As she was always going to do, Kemi devoted all of her questions to Lord Robertson – Labour’s former defence secretary and ex-secretary general of Nato – who had spoken out about the present government’s “corrosive complacency” in regard to the UK’s armed forces. Having a Labour grandee to bash the Labour party was too good a gift to pass up. Kemi even went so far as to boast that she had bothered to turn up to a briefing his lordship had given. That would be about the first briefing she has ever attended. Her track record of laziness precedes her.
Keir barely broke sweat. No need to avoid this particular question. One of his staff had already written out the answer. He greatly admired Robertson but respectfully disagreed with him. His job was to keep the UK safe and that was what he had been doing. He had already increased defence spending and would do so again. It was a matter of record that Britain had the fifth largest defence budget in the world. Just a shame we had allowed Gordon Brown to spend so much of it on aircraft carriers to promote jobs in Scotland and that these ships were vulnerable to modern missiles. Who would have guessed?
We then more or less covered the same territory for the next five questions. Only increasingly Kemi seemed underpowered. As if she realised that without Robertson as her human shield she had no protection whatsoever. Starmer wasted no time in going for the jugular. It was all very well the Tories complaining about defence spending when it had been them in government who had hollowed out the armed forces. Labour was merely trying to clear up the mess. And the idea there was a simple trade off between defence and welfare was absurd. This wasn’t a zero sum gain. Besides, it had been the Tories who had trebled welfare spending.
“Don’t worry about what we did,” said Kemi. A sure sign that she was losing the argument. She then had to sit down as Starmer threw her early support for the Iran war back of her. Kemi can’t shake this one off. She has tried the memory wipe and the rewriting of history but the country isn’t fooled. We can all remember what she said. Her attempts to claim she was only suggesting the UK should be vocal in support of the US are just laughable. How does she imagine this would work? Fighter pilots cheering the American bombs?
Things turned a touch surreal near the end. Having tried to portray herself as a serious politician capable of grappling with serious problems, she then made a gag about the campaign of Very Blue Labour MP, Samantha Niblett, to bring dildos into parliament so that everyone could enjoy a summer of love. This may have been laugh out loud funny in Kemi’s office. In the Commons it just sounded weird. Or maybe it was just a plea to “Make Love, Not War”. The 60s revisited.
The Lib Dem leader, Ed Davey, turned his attention to Donald Trump. The US president turned self-appointed Risen Christ. Should we let him embarrass the king? Starmer has no qualms about criticising The Donald these days. The relationship can’t get any worse. The king could look after himself. Long after Trump was history, the US and the UK would still have a special relationship. Though our best interests lay in closer ties with the EU.
Strangely that produced only silence from the Tory benches. Normally they would be outraged at any hint of a Brexit climbdown. Maybe they were just depressed about their futures. Or maybe the penny is beginning to drop.

**Jobs**
a) Answer these questions using the Commons sketch:
(i) Besides Labour defence secretary, what post did Lord Robertson formerly hold?
(ii) What place does Britain's defence budget hold in the world, as stated in the sketch?
(iii) Who is named as the Lib Dem leader?
b) From the records, copy the lines that begin at the one containing "chevron-up-icon[interactable]: ^ (1110, 651, 1113, 657)" and stop after the one containing "table-row[interactable]: Quejas (9, 455, 1164, 465)". Both of these lines are included.

**Listed entries**
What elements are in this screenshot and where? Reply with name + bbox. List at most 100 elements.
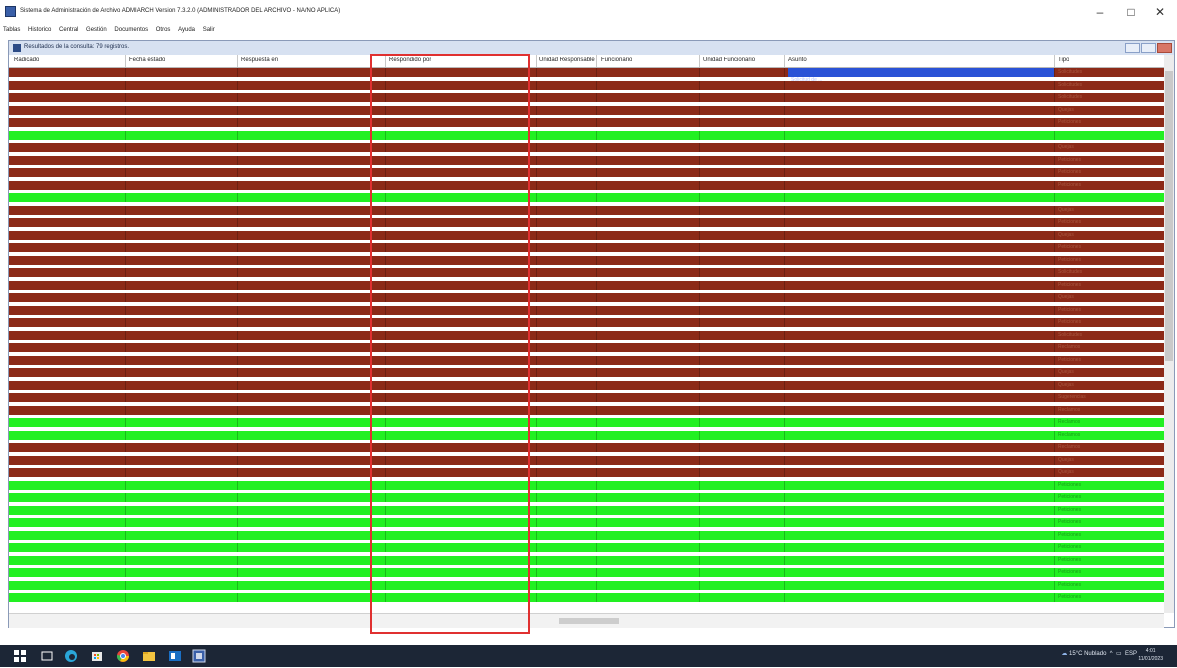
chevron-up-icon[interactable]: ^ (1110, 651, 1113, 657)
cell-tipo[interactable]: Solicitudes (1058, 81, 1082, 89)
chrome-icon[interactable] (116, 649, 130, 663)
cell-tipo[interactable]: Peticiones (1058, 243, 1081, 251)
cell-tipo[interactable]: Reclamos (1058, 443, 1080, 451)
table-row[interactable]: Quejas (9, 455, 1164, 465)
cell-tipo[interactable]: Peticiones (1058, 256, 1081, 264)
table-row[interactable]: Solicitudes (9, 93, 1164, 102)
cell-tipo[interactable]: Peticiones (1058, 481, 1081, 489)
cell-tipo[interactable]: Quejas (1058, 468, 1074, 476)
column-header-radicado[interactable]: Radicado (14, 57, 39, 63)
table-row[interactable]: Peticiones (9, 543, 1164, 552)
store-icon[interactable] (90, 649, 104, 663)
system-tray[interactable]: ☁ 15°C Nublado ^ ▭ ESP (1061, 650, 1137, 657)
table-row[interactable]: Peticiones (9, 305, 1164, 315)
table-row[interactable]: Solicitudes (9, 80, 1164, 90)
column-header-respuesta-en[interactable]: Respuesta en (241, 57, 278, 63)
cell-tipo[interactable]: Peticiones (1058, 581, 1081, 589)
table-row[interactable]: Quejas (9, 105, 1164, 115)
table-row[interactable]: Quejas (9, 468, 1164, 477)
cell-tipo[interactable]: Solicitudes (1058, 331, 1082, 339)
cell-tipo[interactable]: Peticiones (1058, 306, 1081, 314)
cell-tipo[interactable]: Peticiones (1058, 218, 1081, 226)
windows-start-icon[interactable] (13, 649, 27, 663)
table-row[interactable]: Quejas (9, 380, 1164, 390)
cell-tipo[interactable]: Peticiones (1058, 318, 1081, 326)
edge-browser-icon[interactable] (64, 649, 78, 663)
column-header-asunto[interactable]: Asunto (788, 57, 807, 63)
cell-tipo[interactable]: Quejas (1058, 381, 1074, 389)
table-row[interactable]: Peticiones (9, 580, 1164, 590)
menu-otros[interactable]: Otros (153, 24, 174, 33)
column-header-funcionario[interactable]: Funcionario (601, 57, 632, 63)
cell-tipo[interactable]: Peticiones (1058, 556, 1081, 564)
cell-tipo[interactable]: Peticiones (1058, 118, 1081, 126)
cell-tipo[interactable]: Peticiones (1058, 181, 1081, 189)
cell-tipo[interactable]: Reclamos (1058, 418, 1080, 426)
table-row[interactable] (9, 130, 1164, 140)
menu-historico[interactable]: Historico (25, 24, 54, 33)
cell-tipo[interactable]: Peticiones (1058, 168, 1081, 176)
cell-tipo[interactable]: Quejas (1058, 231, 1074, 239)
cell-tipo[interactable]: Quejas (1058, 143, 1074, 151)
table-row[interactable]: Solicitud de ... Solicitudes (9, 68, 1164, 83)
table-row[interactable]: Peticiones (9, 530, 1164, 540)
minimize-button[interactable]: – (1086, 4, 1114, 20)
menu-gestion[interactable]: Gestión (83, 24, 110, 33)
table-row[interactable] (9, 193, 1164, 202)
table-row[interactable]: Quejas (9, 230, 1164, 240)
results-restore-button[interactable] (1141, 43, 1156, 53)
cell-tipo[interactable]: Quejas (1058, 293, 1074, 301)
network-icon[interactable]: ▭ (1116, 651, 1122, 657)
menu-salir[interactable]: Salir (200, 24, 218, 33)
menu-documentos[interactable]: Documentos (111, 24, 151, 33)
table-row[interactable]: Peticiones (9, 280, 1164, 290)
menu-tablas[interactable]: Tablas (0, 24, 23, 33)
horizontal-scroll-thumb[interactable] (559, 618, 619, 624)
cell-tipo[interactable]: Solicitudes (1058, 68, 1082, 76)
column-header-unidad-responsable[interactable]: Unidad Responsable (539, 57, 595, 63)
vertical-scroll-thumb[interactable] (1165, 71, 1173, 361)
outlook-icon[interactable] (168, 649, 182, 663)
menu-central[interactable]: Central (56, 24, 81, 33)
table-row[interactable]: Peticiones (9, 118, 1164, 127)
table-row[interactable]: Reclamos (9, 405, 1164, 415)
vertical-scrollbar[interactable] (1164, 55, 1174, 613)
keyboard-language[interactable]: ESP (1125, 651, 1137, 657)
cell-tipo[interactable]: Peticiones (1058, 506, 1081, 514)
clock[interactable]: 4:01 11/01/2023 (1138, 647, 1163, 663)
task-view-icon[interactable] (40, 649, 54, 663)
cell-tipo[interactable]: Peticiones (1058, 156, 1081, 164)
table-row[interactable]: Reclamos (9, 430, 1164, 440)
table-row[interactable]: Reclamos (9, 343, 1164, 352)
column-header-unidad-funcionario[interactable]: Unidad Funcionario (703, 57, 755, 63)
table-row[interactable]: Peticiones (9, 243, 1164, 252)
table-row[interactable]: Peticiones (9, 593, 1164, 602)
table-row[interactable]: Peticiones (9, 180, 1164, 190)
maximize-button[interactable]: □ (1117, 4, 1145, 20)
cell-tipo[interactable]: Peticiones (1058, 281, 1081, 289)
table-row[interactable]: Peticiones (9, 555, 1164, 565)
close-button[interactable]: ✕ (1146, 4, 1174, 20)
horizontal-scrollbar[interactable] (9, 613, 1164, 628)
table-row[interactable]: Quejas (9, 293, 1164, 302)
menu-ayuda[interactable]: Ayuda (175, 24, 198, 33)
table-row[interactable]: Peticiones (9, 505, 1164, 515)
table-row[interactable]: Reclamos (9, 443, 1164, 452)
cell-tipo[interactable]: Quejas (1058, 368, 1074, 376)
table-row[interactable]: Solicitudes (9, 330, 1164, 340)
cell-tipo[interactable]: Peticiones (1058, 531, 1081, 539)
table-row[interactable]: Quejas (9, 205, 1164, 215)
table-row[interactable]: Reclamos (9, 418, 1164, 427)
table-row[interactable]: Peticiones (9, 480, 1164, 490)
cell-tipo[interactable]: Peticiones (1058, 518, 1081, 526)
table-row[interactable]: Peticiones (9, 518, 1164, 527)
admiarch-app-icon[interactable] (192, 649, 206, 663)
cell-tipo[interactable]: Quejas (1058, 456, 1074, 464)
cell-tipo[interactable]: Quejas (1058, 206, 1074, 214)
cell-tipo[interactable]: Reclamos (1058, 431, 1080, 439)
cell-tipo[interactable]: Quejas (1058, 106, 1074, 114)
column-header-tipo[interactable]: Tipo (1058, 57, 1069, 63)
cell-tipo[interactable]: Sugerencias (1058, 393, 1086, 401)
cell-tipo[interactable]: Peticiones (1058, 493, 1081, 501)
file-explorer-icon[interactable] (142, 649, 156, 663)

**Results for each task**
a)
(i) Secretary general of Nato.
(ii) It is the fifth largest.
(iii) Ed Davey.

b)
chevron-up-icon[interactable]: ^ (1110, 651, 1113, 657)
cell-tipo[interactable]: Solicitudes (1058, 81, 1082, 89)
chrome-icon[interactable] (116, 649, 130, 663)
cell-tipo[interactable]: Peticiones (1058, 243, 1081, 251)
cell-tipo[interactable]: Reclamos (1058, 443, 1080, 451)
table-row[interactable]: Quejas (9, 455, 1164, 465)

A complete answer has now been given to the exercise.